Saved entries
START
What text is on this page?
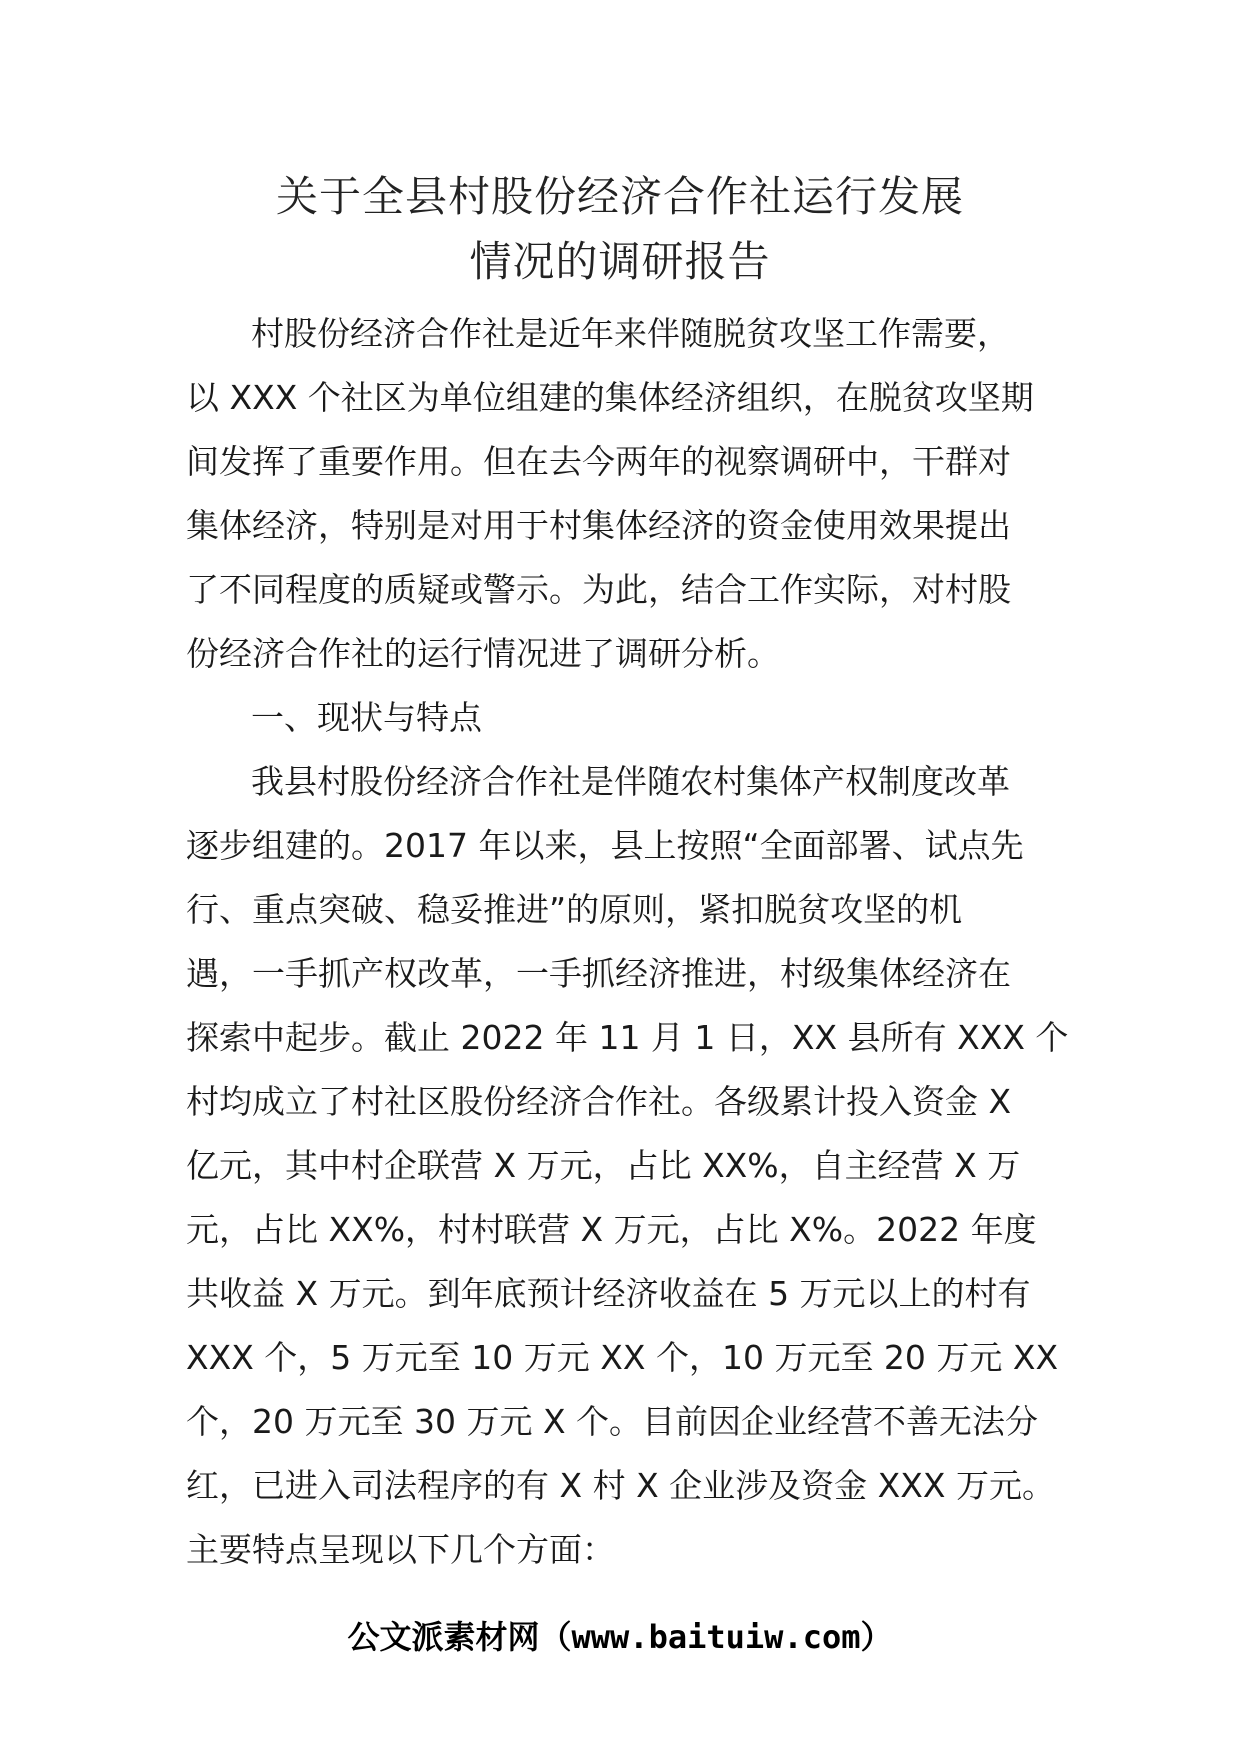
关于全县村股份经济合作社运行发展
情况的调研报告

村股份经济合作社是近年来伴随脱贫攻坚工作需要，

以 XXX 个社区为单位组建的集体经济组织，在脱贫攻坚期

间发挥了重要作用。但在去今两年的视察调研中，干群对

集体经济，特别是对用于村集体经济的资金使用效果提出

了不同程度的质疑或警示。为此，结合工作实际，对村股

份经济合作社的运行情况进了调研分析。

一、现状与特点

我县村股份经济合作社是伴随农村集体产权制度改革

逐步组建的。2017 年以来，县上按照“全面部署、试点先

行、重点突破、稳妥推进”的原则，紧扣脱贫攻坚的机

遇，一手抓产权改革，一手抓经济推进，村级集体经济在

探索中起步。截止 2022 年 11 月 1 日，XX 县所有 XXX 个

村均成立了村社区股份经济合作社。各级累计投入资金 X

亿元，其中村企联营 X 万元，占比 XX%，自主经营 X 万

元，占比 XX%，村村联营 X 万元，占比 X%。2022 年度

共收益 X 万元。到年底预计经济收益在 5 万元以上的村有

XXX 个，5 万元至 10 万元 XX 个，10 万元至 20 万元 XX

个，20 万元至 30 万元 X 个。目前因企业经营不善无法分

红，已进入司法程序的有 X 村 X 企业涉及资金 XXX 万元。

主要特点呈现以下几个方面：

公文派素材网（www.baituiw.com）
END
What the task asks | Are you able to set down all the lines above exactly, without any pictures?

Task response |
What text is on this page?
关于全县村股份经济合作社运行发展
情况的调研报告

村股份经济合作社是近年来伴随脱贫攻坚工作需要，

以 XXX 个社区为单位组建的集体经济组织，在脱贫攻坚期

间发挥了重要作用。但在去今两年的视察调研中，干群对

集体经济，特别是对用于村集体经济的资金使用效果提出

了不同程度的质疑或警示。为此，结合工作实际，对村股

份经济合作社的运行情况进了调研分析。

一、现状与特点

我县村股份经济合作社是伴随农村集体产权制度改革

逐步组建的。2017 年以来，县上按照“全面部署、试点先

行、重点突破、稳妥推进”的原则，紧扣脱贫攻坚的机

遇，一手抓产权改革，一手抓经济推进，村级集体经济在

探索中起步。截止 2022 年 11 月 1 日，XX 县所有 XXX 个

村均成立了村社区股份经济合作社。各级累计投入资金 X

亿元，其中村企联营 X 万元，占比 XX%，自主经营 X 万

元，占比 XX%，村村联营 X 万元，占比 X%。2022 年度

共收益 X 万元。到年底预计经济收益在 5 万元以上的村有

XXX 个，5 万元至 10 万元 XX 个，10 万元至 20 万元 XX

个，20 万元至 30 万元 X 个。目前因企业经营不善无法分

红，已进入司法程序的有 X 村 X 企业涉及资金 XXX 万元。

主要特点呈现以下几个方面：

公文派素材网（www.baituiw.com）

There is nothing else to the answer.